Fragmento del documento:
== == ==

¿Cómo pueden aquellos sueños infantiles de mi estancia en Baena transformarse en realidad? Ahora recuerdo a mi pueblo cómo si sus gentes dormitaran a pleno día o se extasiaran en largas conversaciones a la puerta de sus casas. Recuerdo a Rosario Trillo, a Santos y a Cristobalina departiendo con mi madre largo rato en el umbral de sus casas, anudados en esa costumbre que se ha hecho caduca. Y es que los recuerdos clarifican a tan larga distancia impresiones que se deshacían en el tumulto cotidiano de mi niñez. Ahora las veo a ellas con excelente nitidez; la fisonomía de las vecinas en Semana Santa y por jubileo no era de aburrimiento sino de alegre y dicharachero placer. A Rosario Trillo con su vestido negro de viuda, la nimiedad alegre de Cristobalina y el tipo enjuto de Santos, junto a la belleza de la joven Carmina. No son recuerdos marchitos ni frustrados sino de fidelidad a las tradiciones y costumbres en aquel barrio de mi pueblo. No son para mí estos recuerdos a guisa de pieza de museo ni vacío inquietante sino viva realidad. Me agradaba, mientras yo jugaba en Puerta Córdoba, ver a mi madre hablar con las vecinas; como si un espíritu cosmopolita les invadiera. Las escuchaba hablar de quienes, tan jóvenes, como si fuera una extraña fuga, habían tenido que salir de Baena para poblar zonas de desarrollo industrial en el Perineo leridano.

== == ==

Qué elaborar: Indica si cada afirmación concuerda con el fragmento sobre los recuerdos de Baena, respondiendo sí o no y citando literalmente las palabras del fragmento que lo deciden: (a) Rosario Trillo vestía de negro por ser viuda. (b) Quien narra considera estos recuerdos una pieza de museo. (c) En Semana Santa las vecinas tenían cara de aburrimiento.

== == ==

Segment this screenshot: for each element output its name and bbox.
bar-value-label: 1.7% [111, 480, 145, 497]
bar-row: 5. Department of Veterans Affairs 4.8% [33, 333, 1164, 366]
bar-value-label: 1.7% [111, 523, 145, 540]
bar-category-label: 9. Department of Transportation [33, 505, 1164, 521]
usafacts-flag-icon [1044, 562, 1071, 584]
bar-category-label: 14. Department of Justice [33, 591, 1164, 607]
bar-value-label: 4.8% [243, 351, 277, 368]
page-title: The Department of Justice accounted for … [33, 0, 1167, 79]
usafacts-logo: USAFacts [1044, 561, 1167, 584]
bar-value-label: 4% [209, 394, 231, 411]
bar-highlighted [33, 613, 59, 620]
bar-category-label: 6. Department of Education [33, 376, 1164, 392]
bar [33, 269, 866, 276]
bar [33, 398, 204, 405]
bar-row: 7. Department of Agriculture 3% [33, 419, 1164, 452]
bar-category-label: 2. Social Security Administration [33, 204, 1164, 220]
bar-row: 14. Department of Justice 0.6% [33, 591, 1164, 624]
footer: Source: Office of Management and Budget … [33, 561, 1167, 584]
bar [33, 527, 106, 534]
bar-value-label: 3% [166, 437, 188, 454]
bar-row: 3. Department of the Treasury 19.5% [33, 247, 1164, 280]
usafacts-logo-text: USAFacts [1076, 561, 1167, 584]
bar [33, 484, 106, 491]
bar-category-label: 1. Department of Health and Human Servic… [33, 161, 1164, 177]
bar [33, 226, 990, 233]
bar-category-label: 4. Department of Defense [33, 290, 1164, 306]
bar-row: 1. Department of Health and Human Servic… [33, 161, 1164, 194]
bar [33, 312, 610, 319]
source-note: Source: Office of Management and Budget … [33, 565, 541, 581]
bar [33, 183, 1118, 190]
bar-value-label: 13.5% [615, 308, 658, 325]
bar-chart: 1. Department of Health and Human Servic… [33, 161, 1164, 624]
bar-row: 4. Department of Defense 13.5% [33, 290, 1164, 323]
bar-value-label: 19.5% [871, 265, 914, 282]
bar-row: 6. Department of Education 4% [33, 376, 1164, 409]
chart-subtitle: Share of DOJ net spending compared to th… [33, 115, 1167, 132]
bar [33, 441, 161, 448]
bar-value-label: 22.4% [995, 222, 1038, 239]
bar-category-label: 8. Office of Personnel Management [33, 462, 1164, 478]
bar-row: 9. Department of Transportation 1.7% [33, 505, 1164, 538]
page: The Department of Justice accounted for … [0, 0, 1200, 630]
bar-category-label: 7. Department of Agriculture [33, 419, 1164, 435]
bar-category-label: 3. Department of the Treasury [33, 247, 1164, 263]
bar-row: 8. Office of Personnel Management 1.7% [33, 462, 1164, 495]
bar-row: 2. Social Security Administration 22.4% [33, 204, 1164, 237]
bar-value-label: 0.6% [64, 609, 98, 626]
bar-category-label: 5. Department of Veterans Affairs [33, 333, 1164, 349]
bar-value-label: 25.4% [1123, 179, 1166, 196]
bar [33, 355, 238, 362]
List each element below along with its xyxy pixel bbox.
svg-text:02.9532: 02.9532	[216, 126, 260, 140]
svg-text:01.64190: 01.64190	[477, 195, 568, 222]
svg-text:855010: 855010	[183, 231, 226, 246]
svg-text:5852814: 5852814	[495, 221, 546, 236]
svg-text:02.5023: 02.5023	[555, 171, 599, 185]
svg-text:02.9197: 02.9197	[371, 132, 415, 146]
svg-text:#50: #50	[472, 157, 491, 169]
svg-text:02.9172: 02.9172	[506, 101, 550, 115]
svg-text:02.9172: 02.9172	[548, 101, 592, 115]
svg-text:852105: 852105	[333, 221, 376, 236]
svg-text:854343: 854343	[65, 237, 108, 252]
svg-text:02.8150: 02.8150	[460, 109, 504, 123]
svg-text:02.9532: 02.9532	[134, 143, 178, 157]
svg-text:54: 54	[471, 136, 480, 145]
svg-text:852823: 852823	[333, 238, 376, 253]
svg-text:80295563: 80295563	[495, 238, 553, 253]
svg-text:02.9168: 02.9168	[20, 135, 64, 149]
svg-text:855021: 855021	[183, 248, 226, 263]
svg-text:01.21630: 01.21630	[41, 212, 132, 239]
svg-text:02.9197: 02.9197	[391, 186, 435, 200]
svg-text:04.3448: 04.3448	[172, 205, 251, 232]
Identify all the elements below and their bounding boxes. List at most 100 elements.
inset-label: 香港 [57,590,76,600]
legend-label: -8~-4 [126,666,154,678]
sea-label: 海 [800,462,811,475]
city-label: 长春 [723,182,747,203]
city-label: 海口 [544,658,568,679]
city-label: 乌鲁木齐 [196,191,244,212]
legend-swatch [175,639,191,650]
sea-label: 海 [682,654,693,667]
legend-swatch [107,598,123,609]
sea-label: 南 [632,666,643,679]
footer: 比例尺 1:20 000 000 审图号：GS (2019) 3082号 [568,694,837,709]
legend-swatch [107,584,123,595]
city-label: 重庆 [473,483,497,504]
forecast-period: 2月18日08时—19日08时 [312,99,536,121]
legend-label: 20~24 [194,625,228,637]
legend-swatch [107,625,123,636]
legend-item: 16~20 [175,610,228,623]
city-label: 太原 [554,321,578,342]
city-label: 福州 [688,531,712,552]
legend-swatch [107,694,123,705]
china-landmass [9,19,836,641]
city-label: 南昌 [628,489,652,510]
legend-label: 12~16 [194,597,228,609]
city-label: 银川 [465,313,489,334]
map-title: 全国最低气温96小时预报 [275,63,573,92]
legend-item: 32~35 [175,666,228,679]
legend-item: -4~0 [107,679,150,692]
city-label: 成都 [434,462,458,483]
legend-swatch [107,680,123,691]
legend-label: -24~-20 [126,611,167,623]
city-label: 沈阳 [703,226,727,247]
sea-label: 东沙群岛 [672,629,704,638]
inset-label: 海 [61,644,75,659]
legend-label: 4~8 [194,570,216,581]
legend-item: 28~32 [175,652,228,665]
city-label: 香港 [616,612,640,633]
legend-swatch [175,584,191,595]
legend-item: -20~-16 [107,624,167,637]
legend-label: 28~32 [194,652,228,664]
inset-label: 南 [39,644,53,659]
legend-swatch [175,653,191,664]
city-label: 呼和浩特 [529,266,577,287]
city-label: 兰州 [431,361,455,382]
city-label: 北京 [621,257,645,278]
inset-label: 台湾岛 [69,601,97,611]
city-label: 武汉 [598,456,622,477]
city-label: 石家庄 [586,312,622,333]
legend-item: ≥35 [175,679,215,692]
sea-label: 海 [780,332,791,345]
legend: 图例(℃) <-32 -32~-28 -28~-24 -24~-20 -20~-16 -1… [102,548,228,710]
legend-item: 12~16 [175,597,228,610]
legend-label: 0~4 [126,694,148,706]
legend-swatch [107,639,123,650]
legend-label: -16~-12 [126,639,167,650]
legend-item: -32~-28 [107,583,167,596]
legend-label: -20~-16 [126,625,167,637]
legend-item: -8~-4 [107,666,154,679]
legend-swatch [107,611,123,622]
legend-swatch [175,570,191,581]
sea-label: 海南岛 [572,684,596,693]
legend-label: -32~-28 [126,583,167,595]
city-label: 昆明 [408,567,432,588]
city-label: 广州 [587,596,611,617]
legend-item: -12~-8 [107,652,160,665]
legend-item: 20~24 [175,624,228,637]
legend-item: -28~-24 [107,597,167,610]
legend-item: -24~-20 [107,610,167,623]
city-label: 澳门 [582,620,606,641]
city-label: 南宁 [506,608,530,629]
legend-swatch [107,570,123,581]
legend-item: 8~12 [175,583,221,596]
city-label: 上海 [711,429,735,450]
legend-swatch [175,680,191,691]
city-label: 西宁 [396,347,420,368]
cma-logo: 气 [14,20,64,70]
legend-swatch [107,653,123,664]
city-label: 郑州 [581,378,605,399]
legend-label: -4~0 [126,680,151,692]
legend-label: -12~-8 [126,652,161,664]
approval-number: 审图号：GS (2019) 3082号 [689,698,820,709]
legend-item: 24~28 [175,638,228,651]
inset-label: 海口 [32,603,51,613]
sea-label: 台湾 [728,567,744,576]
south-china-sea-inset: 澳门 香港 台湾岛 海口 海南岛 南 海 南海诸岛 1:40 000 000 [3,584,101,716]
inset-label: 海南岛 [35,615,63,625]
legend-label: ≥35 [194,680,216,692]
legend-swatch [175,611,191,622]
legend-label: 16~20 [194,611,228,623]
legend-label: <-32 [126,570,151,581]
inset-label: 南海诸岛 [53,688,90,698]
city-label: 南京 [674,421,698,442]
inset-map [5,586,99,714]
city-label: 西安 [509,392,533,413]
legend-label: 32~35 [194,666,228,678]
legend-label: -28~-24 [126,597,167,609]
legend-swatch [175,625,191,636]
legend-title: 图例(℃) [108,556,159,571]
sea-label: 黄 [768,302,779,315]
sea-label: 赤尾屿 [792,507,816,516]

== == ==

Solución del problema:
(a) Sí: "A Rosario Trillo con su vestido negro de viuda".
(b) No: "No son para mí estos recuerdos a guisa de pieza de museo ni vacío inquietante sino viva realidad".
(c) No: "la fisonomía de las vecinas en Semana Santa y por jubileo no era de aburrimiento sino de alegre y dicharachero placer".